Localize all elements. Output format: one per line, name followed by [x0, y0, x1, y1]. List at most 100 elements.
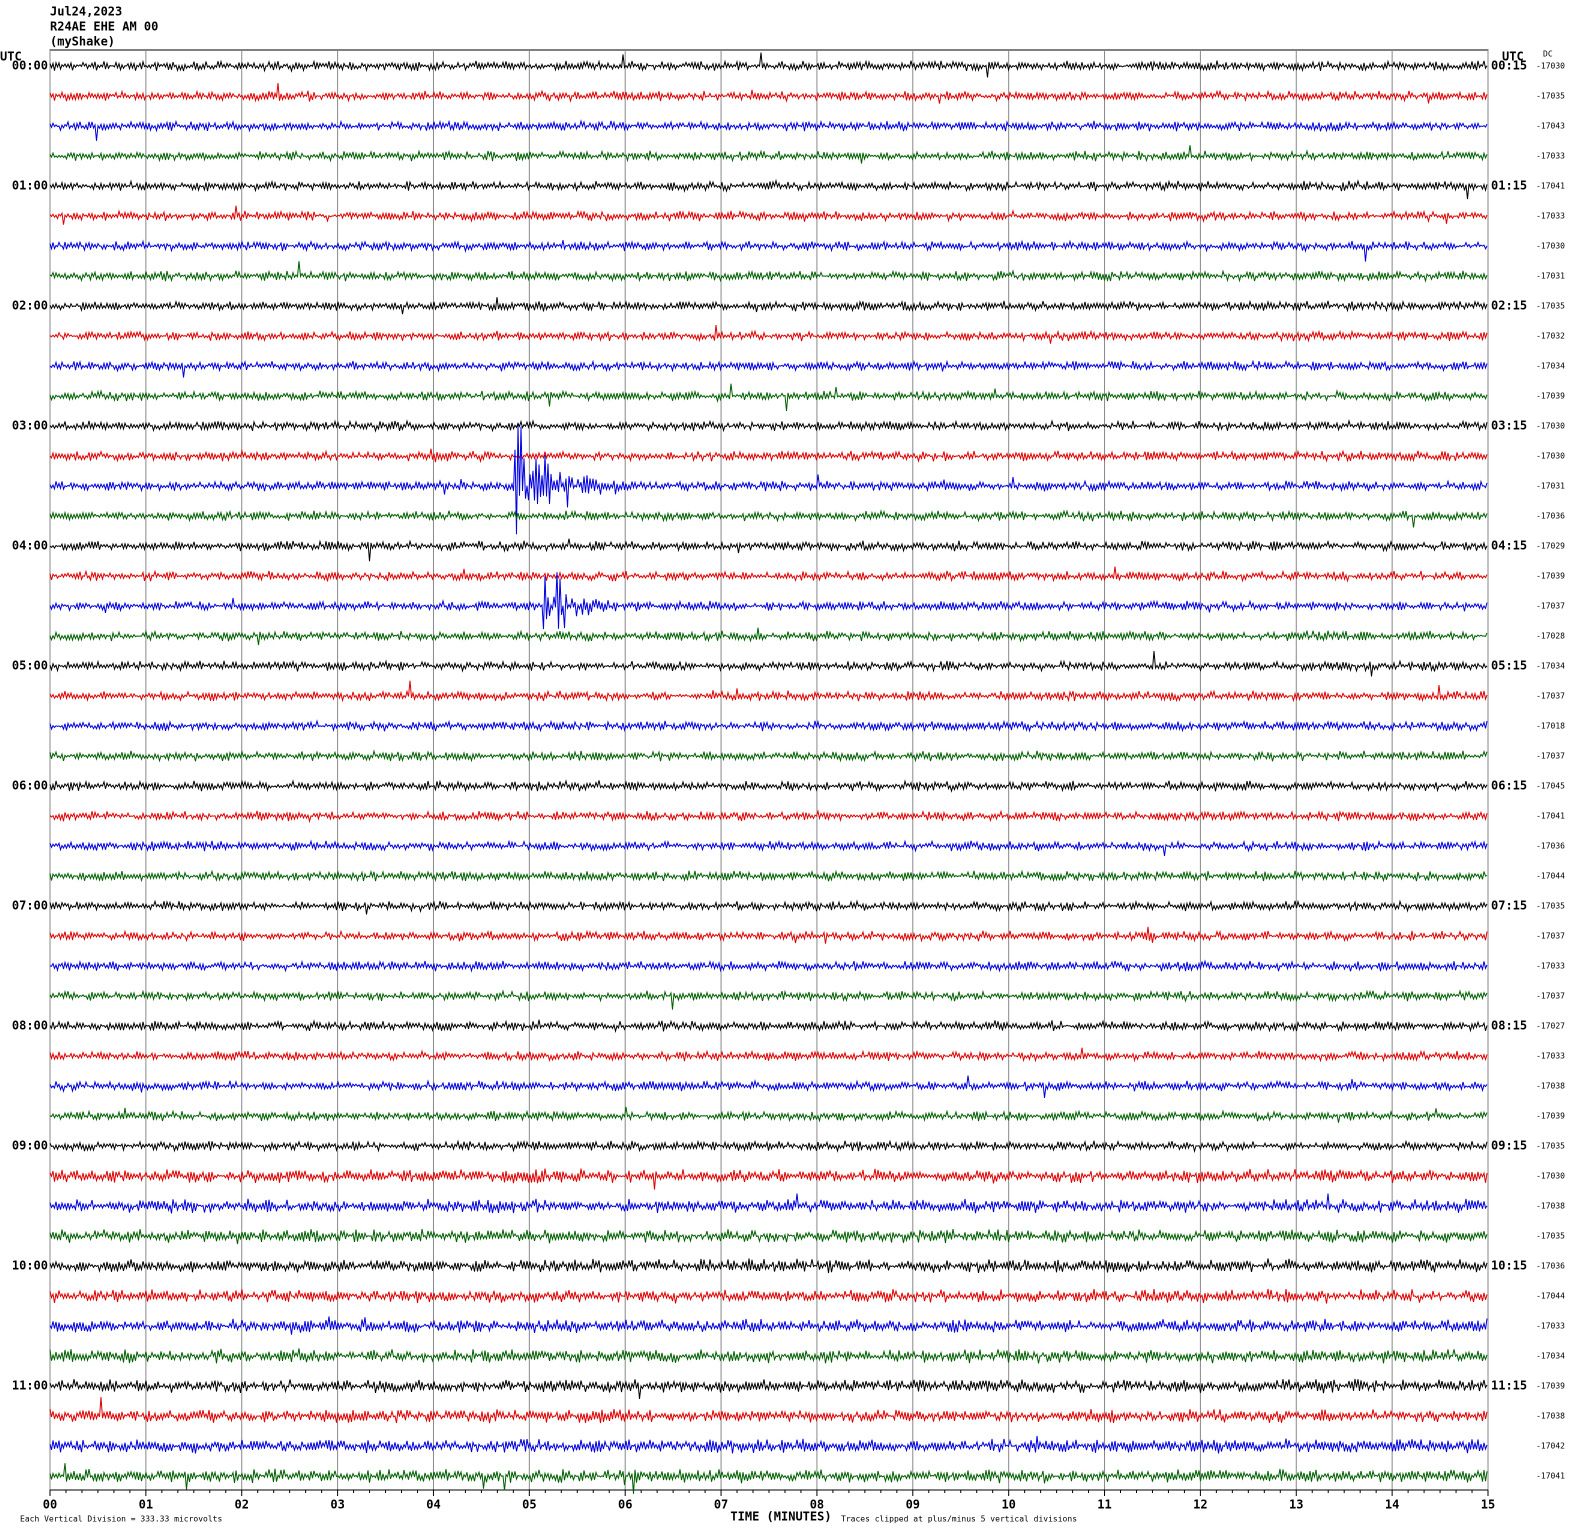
dc-offset: -17030 — [1536, 1172, 1565, 1181]
dc-title: DC — [1543, 50, 1553, 59]
trace — [49, 52, 1488, 78]
trace — [49, 1228, 1488, 1245]
dc-offset: -17036 — [1536, 1262, 1565, 1271]
right-time-label: 00:15 — [1491, 59, 1527, 73]
dc-offset: -17033 — [1536, 152, 1565, 161]
dc-offset: -17045 — [1536, 782, 1565, 791]
trace — [49, 509, 1488, 528]
trace — [49, 959, 1488, 973]
trace — [49, 1019, 1488, 1034]
dc-offset: -17031 — [1536, 482, 1565, 491]
dc-offset: -17037 — [1536, 602, 1565, 611]
trace — [49, 82, 1488, 104]
left-time-label: 09:00 — [12, 1139, 48, 1153]
trace — [49, 680, 1488, 703]
trace — [49, 779, 1488, 793]
dc-offset: -17033 — [1536, 1322, 1565, 1331]
right-axis-title: UTC — [1502, 50, 1524, 64]
right-time-label: 03:15 — [1491, 419, 1527, 433]
trace — [49, 651, 1488, 677]
dc-offset: -17039 — [1536, 392, 1565, 401]
dc-offset: -17033 — [1536, 962, 1565, 971]
x-tick-label: 13 — [1289, 1498, 1303, 1512]
trace — [49, 324, 1488, 344]
trace — [49, 424, 1488, 535]
dc-offset: -17041 — [1536, 1472, 1565, 1481]
x-tick-label: 04 — [426, 1498, 440, 1512]
left-time-label: 11:00 — [12, 1379, 48, 1393]
left-time-label: 07:00 — [12, 899, 48, 913]
left-time-label: 08:00 — [12, 1019, 48, 1033]
trace — [49, 989, 1488, 1010]
trace — [49, 1435, 1488, 1454]
trace — [49, 448, 1488, 464]
right-time-label: 02:15 — [1491, 299, 1527, 313]
trace — [49, 1378, 1488, 1399]
clip-note: Traces clipped at plus/minus 5 vertical … — [841, 1515, 1077, 1524]
dc-offset: -17035 — [1536, 302, 1565, 311]
station: R24AE EHE AM 00 — [50, 20, 158, 34]
trace — [49, 1258, 1488, 1274]
trace — [49, 869, 1488, 883]
right-time-label: 07:15 — [1491, 899, 1527, 913]
dc-offset: -17035 — [1536, 1232, 1565, 1241]
plot-frame — [49, 49, 1489, 1491]
trace — [49, 899, 1488, 915]
right-time-label: 09:15 — [1491, 1139, 1527, 1153]
dc-offset: -17039 — [1536, 1382, 1565, 1391]
dc-offset: -17044 — [1536, 872, 1565, 881]
trace — [49, 1463, 1488, 1494]
trace — [49, 261, 1488, 283]
dc-offset: -17041 — [1536, 812, 1565, 821]
x-tick-label: 14 — [1385, 1498, 1399, 1512]
dc-offset: -17044 — [1536, 1292, 1565, 1301]
dc-offset: -17035 — [1536, 1142, 1565, 1151]
dc-offset: -17028 — [1536, 632, 1565, 641]
dc-offset: -17027 — [1536, 1022, 1565, 1031]
scale-note: Each Vertical Division = 333.33 microvol… — [20, 1515, 222, 1524]
date: Jul24,2023 — [50, 5, 122, 19]
trace — [49, 1075, 1488, 1099]
right-time-label: 04:15 — [1491, 539, 1527, 553]
dc-offset: -17032 — [1536, 332, 1565, 341]
dc-offset: -17030 — [1536, 422, 1565, 431]
dc-offset: -17041 — [1536, 182, 1565, 191]
trace — [49, 239, 1488, 262]
trace — [49, 572, 1488, 630]
dc-offset: -17037 — [1536, 992, 1565, 1001]
trace — [49, 145, 1488, 164]
trace — [49, 719, 1488, 733]
dc-offset: -17033 — [1536, 212, 1565, 221]
trace — [49, 178, 1488, 200]
dc-offset: -17042 — [1536, 1442, 1565, 1451]
dc-offset: -17036 — [1536, 842, 1565, 851]
dc-offset: -17038 — [1536, 1082, 1565, 1091]
right-time-label: 11:15 — [1491, 1379, 1527, 1393]
trace — [49, 566, 1488, 583]
dc-offset: -17038 — [1536, 1202, 1565, 1211]
trace — [49, 809, 1488, 824]
right-time-label: 01:15 — [1491, 179, 1527, 193]
dc-offset: -17034 — [1536, 1352, 1565, 1361]
dc-offset: -17030 — [1536, 452, 1565, 461]
x-tick-label: 08 — [810, 1498, 824, 1512]
left-axis-title: UTC — [0, 50, 22, 64]
x-tick-label: 01 — [139, 1498, 153, 1512]
right-time-label: 10:15 — [1491, 1259, 1527, 1273]
dc-offset: -17033 — [1536, 1052, 1565, 1061]
trace — [49, 383, 1488, 412]
x-tick-label: 07 — [714, 1498, 728, 1512]
trace — [49, 538, 1488, 562]
trace — [49, 1168, 1488, 1190]
trace — [49, 418, 1488, 433]
left-time-label: 04:00 — [12, 539, 48, 553]
trace — [49, 749, 1488, 763]
dc-offset: -17037 — [1536, 932, 1565, 941]
x-tick-label: 09 — [906, 1498, 920, 1512]
x-tick-label: 06 — [618, 1498, 632, 1512]
trace — [49, 1139, 1488, 1154]
dc-offset: -17031 — [1536, 272, 1565, 281]
dc-offset: -17029 — [1536, 542, 1565, 551]
trace — [49, 627, 1488, 646]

* [Exercise details]
Copy out every line of the entries above word for word, leaving out the pictures.

* [Written response]
Localize all elements. Output format: one per line, name followed by [x0, y0, x1, y1]. List at most 100 elements.
dc-offset: -17030 — [1536, 1172, 1565, 1181]
dc-title: DC — [1543, 50, 1553, 59]
trace — [49, 52, 1488, 78]
trace — [49, 1228, 1488, 1245]
dc-offset: -17036 — [1536, 1262, 1565, 1271]
right-time-label: 00:15 — [1491, 59, 1527, 73]
dc-offset: -17033 — [1536, 152, 1565, 161]
dc-offset: -17045 — [1536, 782, 1565, 791]
trace — [49, 509, 1488, 528]
trace — [49, 959, 1488, 973]
trace — [49, 1019, 1488, 1034]
dc-offset: -17031 — [1536, 482, 1565, 491]
dc-offset: -17037 — [1536, 602, 1565, 611]
trace — [49, 82, 1488, 104]
left-time-label: 09:00 — [12, 1139, 48, 1153]
trace — [49, 680, 1488, 703]
trace — [49, 779, 1488, 793]
dc-offset: -17033 — [1536, 1322, 1565, 1331]
right-axis-title: UTC — [1502, 50, 1524, 64]
right-time-label: 03:15 — [1491, 419, 1527, 433]
trace — [49, 651, 1488, 677]
dc-offset: -17039 — [1536, 392, 1565, 401]
dc-offset: -17033 — [1536, 962, 1565, 971]
x-tick-label: 13 — [1289, 1498, 1303, 1512]
trace — [49, 324, 1488, 344]
trace — [49, 424, 1488, 535]
dc-offset: -17041 — [1536, 1472, 1565, 1481]
x-tick-label: 04 — [426, 1498, 440, 1512]
left-time-label: 11:00 — [12, 1379, 48, 1393]
left-time-label: 07:00 — [12, 899, 48, 913]
left-time-label: 08:00 — [12, 1019, 48, 1033]
trace — [49, 989, 1488, 1010]
trace — [49, 1435, 1488, 1454]
trace — [49, 448, 1488, 464]
right-time-label: 02:15 — [1491, 299, 1527, 313]
trace — [49, 1378, 1488, 1399]
clip-note: Traces clipped at plus/minus 5 vertical … — [841, 1515, 1077, 1524]
dc-offset: -17035 — [1536, 302, 1565, 311]
station: R24AE EHE AM 00 — [50, 20, 158, 34]
trace — [49, 1258, 1488, 1274]
trace — [49, 869, 1488, 883]
right-time-label: 07:15 — [1491, 899, 1527, 913]
dc-offset: -17035 — [1536, 1232, 1565, 1241]
plot-frame — [49, 49, 1489, 1491]
trace — [49, 899, 1488, 915]
right-time-label: 09:15 — [1491, 1139, 1527, 1153]
dc-offset: -17039 — [1536, 1382, 1565, 1391]
dc-offset: -17044 — [1536, 872, 1565, 881]
trace — [49, 1463, 1488, 1494]
trace — [49, 261, 1488, 283]
dc-offset: -17041 — [1536, 812, 1565, 821]
x-tick-label: 14 — [1385, 1498, 1399, 1512]
dc-offset: -17044 — [1536, 1292, 1565, 1301]
dc-offset: -17035 — [1536, 1142, 1565, 1151]
dc-offset: -17028 — [1536, 632, 1565, 641]
dc-offset: -17027 — [1536, 1022, 1565, 1031]
scale-note: Each Vertical Division = 333.33 microvol… — [20, 1515, 222, 1524]
date: Jul24,2023 — [50, 5, 122, 19]
trace — [49, 1075, 1488, 1099]
right-time-label: 04:15 — [1491, 539, 1527, 553]
dc-offset: -17032 — [1536, 332, 1565, 341]
dc-offset: -17030 — [1536, 422, 1565, 431]
dc-offset: -17041 — [1536, 182, 1565, 191]
trace — [49, 239, 1488, 262]
trace — [49, 572, 1488, 630]
dc-offset: -17037 — [1536, 992, 1565, 1001]
trace — [49, 145, 1488, 164]
trace — [49, 719, 1488, 733]
dc-offset: -17033 — [1536, 212, 1565, 221]
trace — [49, 178, 1488, 200]
dc-offset: -17042 — [1536, 1442, 1565, 1451]
dc-offset: -17036 — [1536, 842, 1565, 851]
dc-offset: -17038 — [1536, 1082, 1565, 1091]
right-time-label: 11:15 — [1491, 1379, 1527, 1393]
trace — [49, 566, 1488, 583]
dc-offset: -17038 — [1536, 1202, 1565, 1211]
trace — [49, 809, 1488, 824]
right-time-label: 01:15 — [1491, 179, 1527, 193]
dc-offset: -17034 — [1536, 1352, 1565, 1361]
dc-offset: -17030 — [1536, 452, 1565, 461]
x-tick-label: 08 — [810, 1498, 824, 1512]
left-axis-title: UTC — [0, 50, 22, 64]
x-tick-label: 01 — [139, 1498, 153, 1512]
right-time-label: 10:15 — [1491, 1259, 1527, 1273]
dc-offset: -17033 — [1536, 1052, 1565, 1061]
trace — [49, 383, 1488, 412]
x-tick-label: 07 — [714, 1498, 728, 1512]
trace — [49, 538, 1488, 562]
trace — [49, 1168, 1488, 1190]
trace — [49, 418, 1488, 433]
left-time-label: 04:00 — [12, 539, 48, 553]
trace — [49, 749, 1488, 763]
dc-offset: -17037 — [1536, 932, 1565, 941]
x-tick-label: 09 — [906, 1498, 920, 1512]
x-tick-label: 06 — [618, 1498, 632, 1512]
trace — [49, 1139, 1488, 1154]
dc-offset: -17031 — [1536, 272, 1565, 281]
dc-offset: -17029 — [1536, 542, 1565, 551]
trace — [49, 627, 1488, 646]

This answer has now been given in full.